>> START Material supplied
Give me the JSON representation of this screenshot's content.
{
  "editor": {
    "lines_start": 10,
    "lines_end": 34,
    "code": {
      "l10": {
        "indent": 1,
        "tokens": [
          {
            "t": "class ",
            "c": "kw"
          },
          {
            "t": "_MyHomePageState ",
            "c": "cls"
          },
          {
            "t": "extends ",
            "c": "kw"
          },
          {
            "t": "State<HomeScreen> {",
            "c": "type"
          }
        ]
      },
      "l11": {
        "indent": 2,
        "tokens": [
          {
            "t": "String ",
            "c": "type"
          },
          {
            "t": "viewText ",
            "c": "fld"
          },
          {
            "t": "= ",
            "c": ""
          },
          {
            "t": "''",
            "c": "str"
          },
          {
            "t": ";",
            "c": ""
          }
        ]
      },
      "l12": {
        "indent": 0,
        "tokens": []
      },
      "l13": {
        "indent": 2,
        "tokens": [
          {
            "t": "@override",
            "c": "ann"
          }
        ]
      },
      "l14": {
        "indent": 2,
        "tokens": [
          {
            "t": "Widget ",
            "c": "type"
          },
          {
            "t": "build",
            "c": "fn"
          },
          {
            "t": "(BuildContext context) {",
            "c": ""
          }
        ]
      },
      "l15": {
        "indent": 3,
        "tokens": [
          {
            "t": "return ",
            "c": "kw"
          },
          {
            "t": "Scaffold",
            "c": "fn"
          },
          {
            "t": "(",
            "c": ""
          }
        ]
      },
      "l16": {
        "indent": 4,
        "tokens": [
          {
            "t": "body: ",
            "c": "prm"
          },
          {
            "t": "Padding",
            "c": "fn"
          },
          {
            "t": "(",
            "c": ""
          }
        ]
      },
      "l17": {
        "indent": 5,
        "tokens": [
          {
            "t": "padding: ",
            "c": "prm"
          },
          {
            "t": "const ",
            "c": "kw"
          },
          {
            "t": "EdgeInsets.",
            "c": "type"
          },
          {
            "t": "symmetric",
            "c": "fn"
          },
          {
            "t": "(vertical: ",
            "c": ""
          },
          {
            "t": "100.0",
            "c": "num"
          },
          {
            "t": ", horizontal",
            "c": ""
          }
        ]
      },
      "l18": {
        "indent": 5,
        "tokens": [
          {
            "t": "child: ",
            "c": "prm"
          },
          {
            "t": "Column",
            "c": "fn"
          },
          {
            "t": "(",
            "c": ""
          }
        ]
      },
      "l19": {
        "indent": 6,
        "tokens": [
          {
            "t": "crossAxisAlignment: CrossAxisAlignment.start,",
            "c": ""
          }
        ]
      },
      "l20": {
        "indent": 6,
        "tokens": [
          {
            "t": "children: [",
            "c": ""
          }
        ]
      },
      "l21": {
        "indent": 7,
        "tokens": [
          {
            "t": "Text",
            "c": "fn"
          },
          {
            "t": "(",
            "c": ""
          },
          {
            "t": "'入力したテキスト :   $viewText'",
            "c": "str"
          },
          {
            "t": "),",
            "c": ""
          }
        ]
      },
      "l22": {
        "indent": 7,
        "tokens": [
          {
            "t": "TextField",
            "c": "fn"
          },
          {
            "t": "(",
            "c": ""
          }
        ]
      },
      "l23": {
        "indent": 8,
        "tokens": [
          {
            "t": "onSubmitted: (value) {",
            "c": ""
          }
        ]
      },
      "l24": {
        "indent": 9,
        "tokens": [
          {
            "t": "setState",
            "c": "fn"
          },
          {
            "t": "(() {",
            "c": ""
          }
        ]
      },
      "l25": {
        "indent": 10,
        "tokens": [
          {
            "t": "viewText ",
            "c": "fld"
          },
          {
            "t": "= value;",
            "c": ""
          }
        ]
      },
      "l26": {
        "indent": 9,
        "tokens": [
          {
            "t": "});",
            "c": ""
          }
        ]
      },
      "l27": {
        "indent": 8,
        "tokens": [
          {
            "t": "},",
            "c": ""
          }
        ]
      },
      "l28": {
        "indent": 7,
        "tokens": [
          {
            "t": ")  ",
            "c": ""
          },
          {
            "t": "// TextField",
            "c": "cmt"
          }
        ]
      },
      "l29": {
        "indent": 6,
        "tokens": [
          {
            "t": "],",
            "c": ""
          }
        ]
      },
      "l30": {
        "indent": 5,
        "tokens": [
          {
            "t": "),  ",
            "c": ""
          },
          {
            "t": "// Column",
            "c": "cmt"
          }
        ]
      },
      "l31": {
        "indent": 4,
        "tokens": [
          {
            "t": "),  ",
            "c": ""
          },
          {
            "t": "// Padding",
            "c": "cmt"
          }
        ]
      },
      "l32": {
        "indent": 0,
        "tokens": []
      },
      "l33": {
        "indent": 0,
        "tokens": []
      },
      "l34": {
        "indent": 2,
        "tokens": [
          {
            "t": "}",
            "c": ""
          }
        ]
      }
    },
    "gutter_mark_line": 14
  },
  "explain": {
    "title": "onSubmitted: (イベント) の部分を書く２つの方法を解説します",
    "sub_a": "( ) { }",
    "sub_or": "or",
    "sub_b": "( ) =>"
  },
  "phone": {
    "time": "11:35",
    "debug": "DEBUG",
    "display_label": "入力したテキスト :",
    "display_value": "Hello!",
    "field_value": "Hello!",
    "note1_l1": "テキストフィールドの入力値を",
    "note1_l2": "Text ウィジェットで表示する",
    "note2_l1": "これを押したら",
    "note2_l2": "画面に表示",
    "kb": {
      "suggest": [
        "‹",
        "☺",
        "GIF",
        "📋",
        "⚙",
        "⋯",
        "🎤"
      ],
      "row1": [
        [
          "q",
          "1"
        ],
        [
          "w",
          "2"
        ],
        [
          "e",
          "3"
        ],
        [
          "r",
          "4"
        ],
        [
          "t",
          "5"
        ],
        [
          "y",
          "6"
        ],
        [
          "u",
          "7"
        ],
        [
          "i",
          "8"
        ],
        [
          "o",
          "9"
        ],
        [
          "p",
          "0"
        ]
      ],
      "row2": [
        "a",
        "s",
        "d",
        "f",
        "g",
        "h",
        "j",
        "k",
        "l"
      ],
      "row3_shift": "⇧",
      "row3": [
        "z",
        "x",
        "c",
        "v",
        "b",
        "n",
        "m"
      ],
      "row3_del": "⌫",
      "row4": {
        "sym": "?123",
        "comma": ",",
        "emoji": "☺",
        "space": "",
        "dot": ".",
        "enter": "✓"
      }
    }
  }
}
>> END Material supplied
Directive:
From the entries, copy out each line containing the word "入力したテキスト".

Exercise solution:
            "t": "'入力したテキスト :   $viewText'",
    "display_label": "入力したテキスト :",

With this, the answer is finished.